Berlin. Das „Team Wallfraff“ ist für spektakuläre Enthüllungen bekannt und berüchtigt. Jetzt musste Billigflug-Anbieter Ryanair dran glauben.

Eine Reporterin des Enthüllungsjournalisten-Teams um Günter Wallraff hat sich unter dem Namen Alicia in ein sechswöchiges Ausbildungsprogramm für Flugbegleiter bei Ryanair geschlichen. Was die Undercover-Journalistin dabei auf- und entdeckt, ist erschreckend.

Im Flugzeug will man sich als Passagier darauf verlassen können, dass man sicher ist und Piloten und Kabinencrew im Notfall handlungsfähig sind. Aber in der Ausbildung bei Ryanair steht der Fokus offenbar weniger auf Sicherheit, sondern mehr auf dem Verkauf von Artikeln während des Fluges.

_BEREITGESTELLTE DATEN_

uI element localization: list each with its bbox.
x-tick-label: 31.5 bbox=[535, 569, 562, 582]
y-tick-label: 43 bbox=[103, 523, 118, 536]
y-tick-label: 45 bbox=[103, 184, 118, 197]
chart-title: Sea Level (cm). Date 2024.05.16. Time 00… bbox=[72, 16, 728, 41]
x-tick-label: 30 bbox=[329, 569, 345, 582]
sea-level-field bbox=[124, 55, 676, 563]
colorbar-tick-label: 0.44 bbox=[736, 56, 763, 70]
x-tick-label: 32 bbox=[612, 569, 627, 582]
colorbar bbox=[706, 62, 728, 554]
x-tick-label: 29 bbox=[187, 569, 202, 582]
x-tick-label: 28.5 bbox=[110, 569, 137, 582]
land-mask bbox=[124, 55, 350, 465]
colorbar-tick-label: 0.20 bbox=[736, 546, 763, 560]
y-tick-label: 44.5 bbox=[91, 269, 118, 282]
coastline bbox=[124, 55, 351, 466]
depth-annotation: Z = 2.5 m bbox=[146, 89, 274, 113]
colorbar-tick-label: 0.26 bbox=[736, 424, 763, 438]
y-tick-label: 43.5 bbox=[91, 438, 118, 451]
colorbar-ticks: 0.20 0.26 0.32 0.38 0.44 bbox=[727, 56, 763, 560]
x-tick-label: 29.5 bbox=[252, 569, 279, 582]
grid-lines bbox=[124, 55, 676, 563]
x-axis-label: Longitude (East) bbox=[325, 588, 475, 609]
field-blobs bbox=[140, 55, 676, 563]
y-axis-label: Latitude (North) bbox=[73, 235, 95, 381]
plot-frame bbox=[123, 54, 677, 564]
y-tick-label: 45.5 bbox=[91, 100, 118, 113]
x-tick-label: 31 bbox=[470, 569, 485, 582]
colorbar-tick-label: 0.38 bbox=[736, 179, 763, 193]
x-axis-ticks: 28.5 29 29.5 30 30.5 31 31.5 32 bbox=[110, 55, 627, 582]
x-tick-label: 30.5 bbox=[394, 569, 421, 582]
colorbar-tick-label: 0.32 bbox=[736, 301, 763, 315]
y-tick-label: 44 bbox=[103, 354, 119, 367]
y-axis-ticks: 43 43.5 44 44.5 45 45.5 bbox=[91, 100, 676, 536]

_WAS ZU TUN IST_
- A) Fasse den Auszug über die Ryanair-Recherche in zwei Sätzen zusammen.
- B) Schreib den Auszug über die Ryanair-Recherche nach seinem letzten Satz weiter.
Die Daten stammen aus einer anderen Quelle.

_DIE ANTWORTEN_
- A) Eine Reporterin aus dem Team um Günter Wallraff hat sich unter dem Namen Alicia in eine sechswöchige Ausbildung für Flugbegleiter bei Ryanair eingeschlichen und dabei Erschreckendes entdeckt. In dieser Ausbildung geht es offenbar weniger um Sicherheit als um den Verkauf von Artikeln während des Fluges.

- B)
„Team Wallraff“-Reporterin erlebt bei Ryanair Klima der Angst

Die sechswöchige Ausbildung wird nicht von Billigflieger Ryanair selbst ausgeführt, sondern von der Firma Crewlink. Bei der Schulung im Kasernenhofton erlebt die junge Journalistin ein Klima der Angst und Einschüchterung.

Eine Ausbilderin kontrolliert das Aussehen der angehenden Flugbegleiter und keift rum. Eine andere Ausbilderin stellt sich mit den Worten vor: „Ich bin die Person, die ihr in den nächsten sechs Wochen am meisten hassen werdet.“

Viele Auszubildende sind überfordert

Erschreckend: Das Thema medizinische Versorgung wird in anderthalb Tagen behandelt. Insgesamt werden 40 verschiedene Notfall-Szenarien vorgestellt – Evakuierung inklusive. Aber davon werden nur sieben geübt. Und jeder Auszubildende spielt jeweils ein Szenario durch – genau einmal. Sicher ist anders, denn nach bestandener Prüfung sind diese Menschen für die Sicherheit und die Not-Evakuierung ihrer Passagiere verantwortlich.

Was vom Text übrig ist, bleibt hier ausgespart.